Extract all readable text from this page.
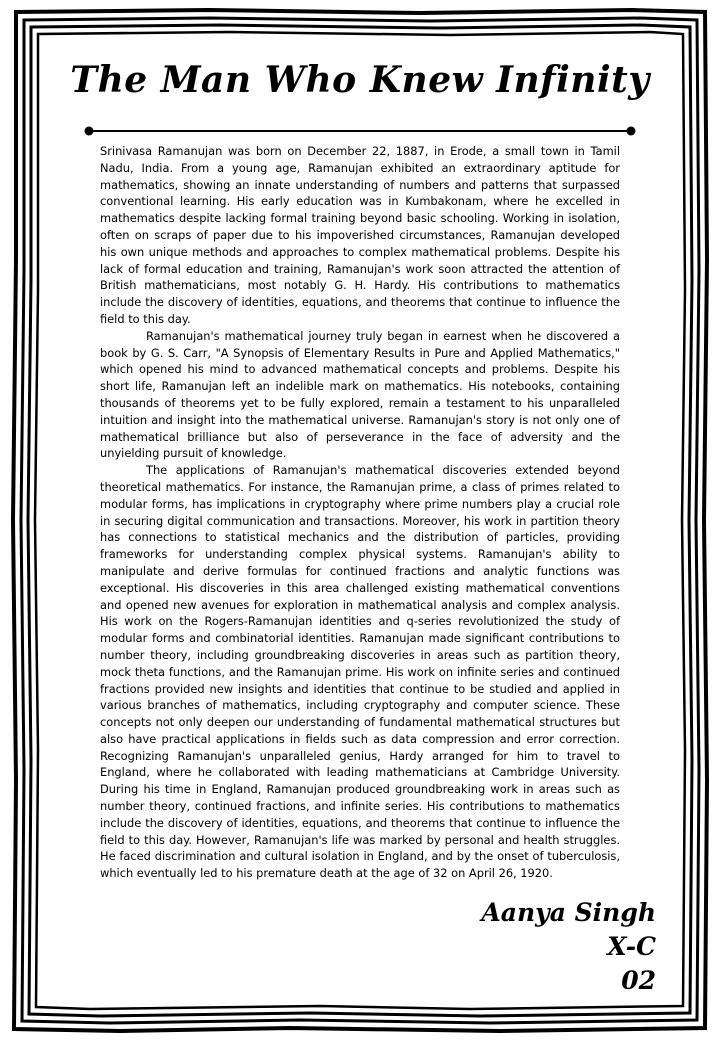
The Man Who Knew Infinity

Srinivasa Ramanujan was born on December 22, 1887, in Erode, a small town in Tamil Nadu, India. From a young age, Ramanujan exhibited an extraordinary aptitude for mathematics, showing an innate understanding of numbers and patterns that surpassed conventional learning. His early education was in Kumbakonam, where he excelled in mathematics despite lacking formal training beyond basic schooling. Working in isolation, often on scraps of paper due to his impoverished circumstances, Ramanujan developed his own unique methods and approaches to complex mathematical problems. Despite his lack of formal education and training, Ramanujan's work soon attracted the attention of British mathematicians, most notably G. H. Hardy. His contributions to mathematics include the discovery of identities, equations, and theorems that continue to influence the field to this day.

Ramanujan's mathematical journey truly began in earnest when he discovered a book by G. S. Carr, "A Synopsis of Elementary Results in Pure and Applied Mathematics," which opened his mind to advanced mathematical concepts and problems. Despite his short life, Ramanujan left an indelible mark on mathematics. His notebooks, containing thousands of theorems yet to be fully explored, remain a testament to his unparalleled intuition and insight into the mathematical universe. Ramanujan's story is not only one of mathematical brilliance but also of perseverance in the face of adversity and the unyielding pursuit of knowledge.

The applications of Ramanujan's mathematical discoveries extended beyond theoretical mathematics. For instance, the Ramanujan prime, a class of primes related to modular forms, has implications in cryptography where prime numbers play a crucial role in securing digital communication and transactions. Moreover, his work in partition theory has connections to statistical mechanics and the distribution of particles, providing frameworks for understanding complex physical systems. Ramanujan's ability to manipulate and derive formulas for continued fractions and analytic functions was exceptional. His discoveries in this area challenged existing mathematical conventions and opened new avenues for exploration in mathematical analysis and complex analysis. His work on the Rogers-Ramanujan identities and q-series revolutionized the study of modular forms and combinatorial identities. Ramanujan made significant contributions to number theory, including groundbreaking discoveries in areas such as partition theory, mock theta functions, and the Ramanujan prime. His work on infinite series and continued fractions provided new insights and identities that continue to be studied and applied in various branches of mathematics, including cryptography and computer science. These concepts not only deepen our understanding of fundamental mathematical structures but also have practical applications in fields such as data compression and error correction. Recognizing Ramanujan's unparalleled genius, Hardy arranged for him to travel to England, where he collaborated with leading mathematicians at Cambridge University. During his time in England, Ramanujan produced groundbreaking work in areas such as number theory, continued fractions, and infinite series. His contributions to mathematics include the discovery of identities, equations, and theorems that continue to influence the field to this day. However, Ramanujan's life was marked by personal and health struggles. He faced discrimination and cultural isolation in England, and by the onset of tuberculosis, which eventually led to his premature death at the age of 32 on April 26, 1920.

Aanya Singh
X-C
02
◇ ◇ ◇
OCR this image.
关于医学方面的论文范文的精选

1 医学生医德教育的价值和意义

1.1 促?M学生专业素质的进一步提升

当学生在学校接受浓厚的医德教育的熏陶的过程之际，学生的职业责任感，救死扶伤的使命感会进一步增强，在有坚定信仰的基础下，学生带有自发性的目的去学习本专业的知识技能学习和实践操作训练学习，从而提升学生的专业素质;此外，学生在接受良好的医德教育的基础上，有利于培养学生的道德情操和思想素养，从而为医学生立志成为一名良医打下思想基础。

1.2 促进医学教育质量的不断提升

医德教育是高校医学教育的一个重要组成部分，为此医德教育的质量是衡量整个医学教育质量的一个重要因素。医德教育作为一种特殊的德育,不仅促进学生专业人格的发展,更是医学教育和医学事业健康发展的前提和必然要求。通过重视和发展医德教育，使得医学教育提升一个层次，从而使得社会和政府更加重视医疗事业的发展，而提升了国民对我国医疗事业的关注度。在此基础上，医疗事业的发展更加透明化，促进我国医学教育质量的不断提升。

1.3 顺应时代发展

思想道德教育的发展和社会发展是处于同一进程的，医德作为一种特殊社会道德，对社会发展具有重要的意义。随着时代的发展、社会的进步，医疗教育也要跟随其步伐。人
◇ ◇ ◇
__Requirement__. Note how many lines in the material hold the word "problems", and give that number with nothing added.

__Solution__. 2